## Start DATA FOR THE TASK

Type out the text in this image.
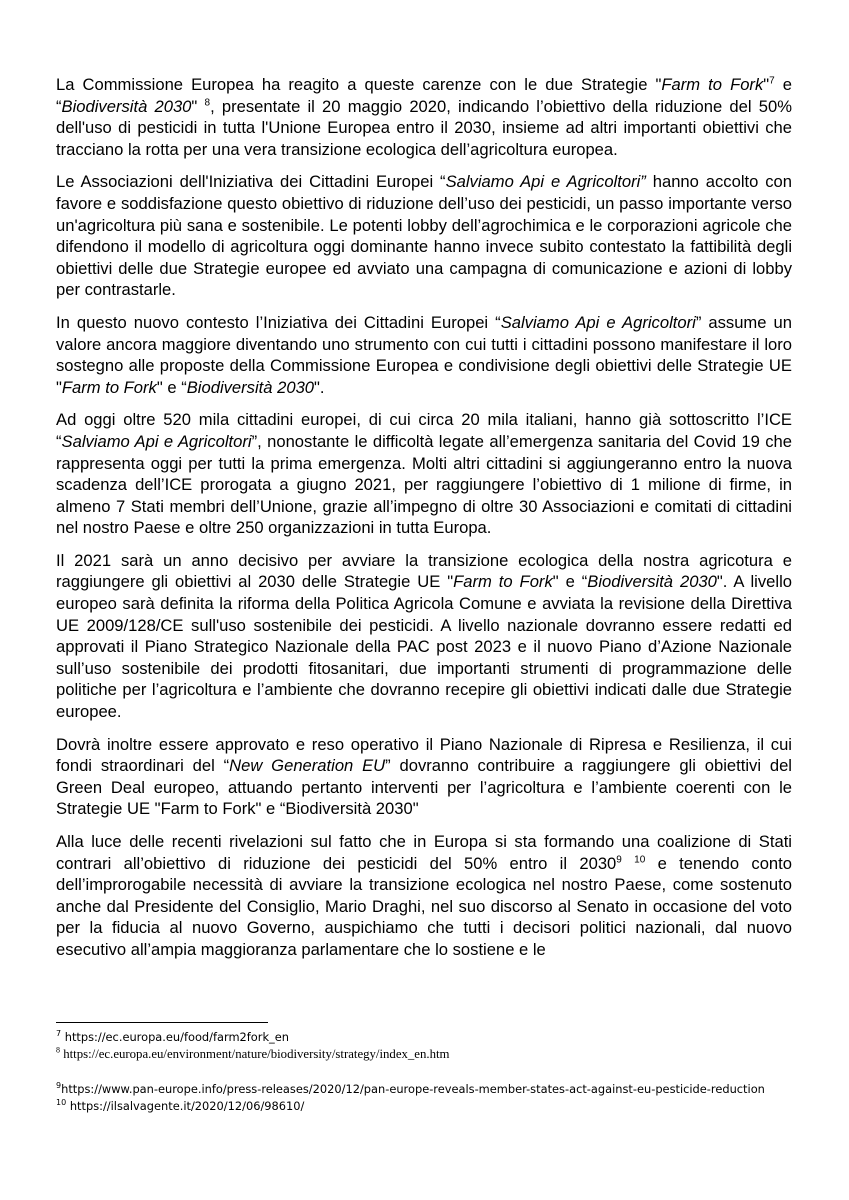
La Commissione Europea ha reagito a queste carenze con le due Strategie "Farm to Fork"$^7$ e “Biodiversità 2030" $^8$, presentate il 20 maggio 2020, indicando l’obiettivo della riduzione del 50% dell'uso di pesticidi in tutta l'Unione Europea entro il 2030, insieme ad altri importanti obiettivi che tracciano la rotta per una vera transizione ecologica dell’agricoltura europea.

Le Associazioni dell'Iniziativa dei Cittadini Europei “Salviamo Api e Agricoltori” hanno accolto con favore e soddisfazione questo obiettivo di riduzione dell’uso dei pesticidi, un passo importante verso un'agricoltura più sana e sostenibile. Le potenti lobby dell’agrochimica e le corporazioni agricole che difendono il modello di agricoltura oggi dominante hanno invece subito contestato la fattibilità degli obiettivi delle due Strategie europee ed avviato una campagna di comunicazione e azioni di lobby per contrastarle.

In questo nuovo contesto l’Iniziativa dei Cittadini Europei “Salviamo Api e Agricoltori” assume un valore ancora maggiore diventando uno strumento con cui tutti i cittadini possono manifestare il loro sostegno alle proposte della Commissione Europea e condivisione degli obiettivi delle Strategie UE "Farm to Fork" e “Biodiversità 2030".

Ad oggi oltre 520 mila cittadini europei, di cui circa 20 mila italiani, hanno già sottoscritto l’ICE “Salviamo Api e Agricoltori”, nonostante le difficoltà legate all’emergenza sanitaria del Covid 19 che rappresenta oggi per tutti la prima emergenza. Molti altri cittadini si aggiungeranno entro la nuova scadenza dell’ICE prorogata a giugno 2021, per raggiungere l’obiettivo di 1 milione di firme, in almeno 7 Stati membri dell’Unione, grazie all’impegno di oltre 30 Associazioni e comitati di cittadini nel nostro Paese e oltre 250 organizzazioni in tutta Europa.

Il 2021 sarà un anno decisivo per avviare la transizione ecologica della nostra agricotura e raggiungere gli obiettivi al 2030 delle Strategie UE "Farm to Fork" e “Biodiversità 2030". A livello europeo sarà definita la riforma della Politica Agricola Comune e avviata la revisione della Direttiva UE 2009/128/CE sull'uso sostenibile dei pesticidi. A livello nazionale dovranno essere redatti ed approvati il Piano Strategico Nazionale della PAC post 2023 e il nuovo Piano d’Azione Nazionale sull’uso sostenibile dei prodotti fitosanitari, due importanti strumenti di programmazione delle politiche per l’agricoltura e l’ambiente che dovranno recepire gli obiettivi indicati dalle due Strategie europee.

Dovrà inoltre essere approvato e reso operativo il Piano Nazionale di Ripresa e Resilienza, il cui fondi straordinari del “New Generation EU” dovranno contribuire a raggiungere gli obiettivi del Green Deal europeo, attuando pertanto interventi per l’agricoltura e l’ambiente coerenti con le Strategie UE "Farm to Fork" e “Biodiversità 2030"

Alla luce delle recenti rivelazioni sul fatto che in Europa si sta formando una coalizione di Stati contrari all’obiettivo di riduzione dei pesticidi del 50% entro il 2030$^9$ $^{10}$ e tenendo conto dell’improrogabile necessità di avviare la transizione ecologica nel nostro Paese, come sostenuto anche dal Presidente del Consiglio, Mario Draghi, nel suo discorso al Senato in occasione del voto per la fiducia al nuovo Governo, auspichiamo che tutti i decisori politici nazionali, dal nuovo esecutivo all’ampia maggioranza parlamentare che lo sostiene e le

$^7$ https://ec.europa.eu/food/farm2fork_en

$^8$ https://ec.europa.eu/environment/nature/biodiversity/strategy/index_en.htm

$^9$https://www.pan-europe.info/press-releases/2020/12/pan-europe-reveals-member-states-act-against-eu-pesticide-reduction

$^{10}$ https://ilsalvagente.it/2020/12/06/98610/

## End DATA FOR THE TASK

### [GIVEN INSTRUCTION]
Output the data exactly. Pictures don't belong in the result.

### [WORKED ANSWER]
Type out the text in this image.
La Commissione Europea ha reagito a queste carenze con le due Strategie "Farm to Fork"$^7$ e “Biodiversità 2030" $^8$, presentate il 20 maggio 2020, indicando l’obiettivo della riduzione del 50% dell'uso di pesticidi in tutta l'Unione Europea entro il 2030, insieme ad altri importanti obiettivi che tracciano la rotta per una vera transizione ecologica dell’agricoltura europea.

Le Associazioni dell'Iniziativa dei Cittadini Europei “Salviamo Api e Agricoltori” hanno accolto con favore e soddisfazione questo obiettivo di riduzione dell’uso dei pesticidi, un passo importante verso un'agricoltura più sana e sostenibile. Le potenti lobby dell’agrochimica e le corporazioni agricole che difendono il modello di agricoltura oggi dominante hanno invece subito contestato la fattibilità degli obiettivi delle due Strategie europee ed avviato una campagna di comunicazione e azioni di lobby per contrastarle.

In questo nuovo contesto l’Iniziativa dei Cittadini Europei “Salviamo Api e Agricoltori” assume un valore ancora maggiore diventando uno strumento con cui tutti i cittadini possono manifestare il loro sostegno alle proposte della Commissione Europea e condivisione degli obiettivi delle Strategie UE "Farm to Fork" e “Biodiversità 2030".

Ad oggi oltre 520 mila cittadini europei, di cui circa 20 mila italiani, hanno già sottoscritto l’ICE “Salviamo Api e Agricoltori”, nonostante le difficoltà legate all’emergenza sanitaria del Covid 19 che rappresenta oggi per tutti la prima emergenza. Molti altri cittadini si aggiungeranno entro la nuova scadenza dell’ICE prorogata a giugno 2021, per raggiungere l’obiettivo di 1 milione di firme, in almeno 7 Stati membri dell’Unione, grazie all’impegno di oltre 30 Associazioni e comitati di cittadini nel nostro Paese e oltre 250 organizzazioni in tutta Europa.

Il 2021 sarà un anno decisivo per avviare la transizione ecologica della nostra agricotura e raggiungere gli obiettivi al 2030 delle Strategie UE "Farm to Fork" e “Biodiversità 2030". A livello europeo sarà definita la riforma della Politica Agricola Comune e avviata la revisione della Direttiva UE 2009/128/CE sull'uso sostenibile dei pesticidi. A livello nazionale dovranno essere redatti ed approvati il Piano Strategico Nazionale della PAC post 2023 e il nuovo Piano d’Azione Nazionale sull’uso sostenibile dei prodotti fitosanitari, due importanti strumenti di programmazione delle politiche per l’agricoltura e l’ambiente che dovranno recepire gli obiettivi indicati dalle due Strategie europee.

Dovrà inoltre essere approvato e reso operativo il Piano Nazionale di Ripresa e Resilienza, il cui fondi straordinari del “New Generation EU” dovranno contribuire a raggiungere gli obiettivi del Green Deal europeo, attuando pertanto interventi per l’agricoltura e l’ambiente coerenti con le Strategie UE "Farm to Fork" e “Biodiversità 2030"

Alla luce delle recenti rivelazioni sul fatto che in Europa si sta formando una coalizione di Stati contrari all’obiettivo di riduzione dei pesticidi del 50% entro il 2030$^9$ $^{10}$ e tenendo conto dell’improrogabile necessità di avviare la transizione ecologica nel nostro Paese, come sostenuto anche dal Presidente del Consiglio, Mario Draghi, nel suo discorso al Senato in occasione del voto per la fiducia al nuovo Governo, auspichiamo che tutti i decisori politici nazionali, dal nuovo esecutivo all’ampia maggioranza parlamentare che lo sostiene e le

$^7$ https://ec.europa.eu/food/farm2fork_en

$^8$ https://ec.europa.eu/environment/nature/biodiversity/strategy/index_en.htm

$^9$https://www.pan-europe.info/press-releases/2020/12/pan-europe-reveals-member-states-act-against-eu-pesticide-reduction

$^{10}$ https://ilsalvagente.it/2020/12/06/98610/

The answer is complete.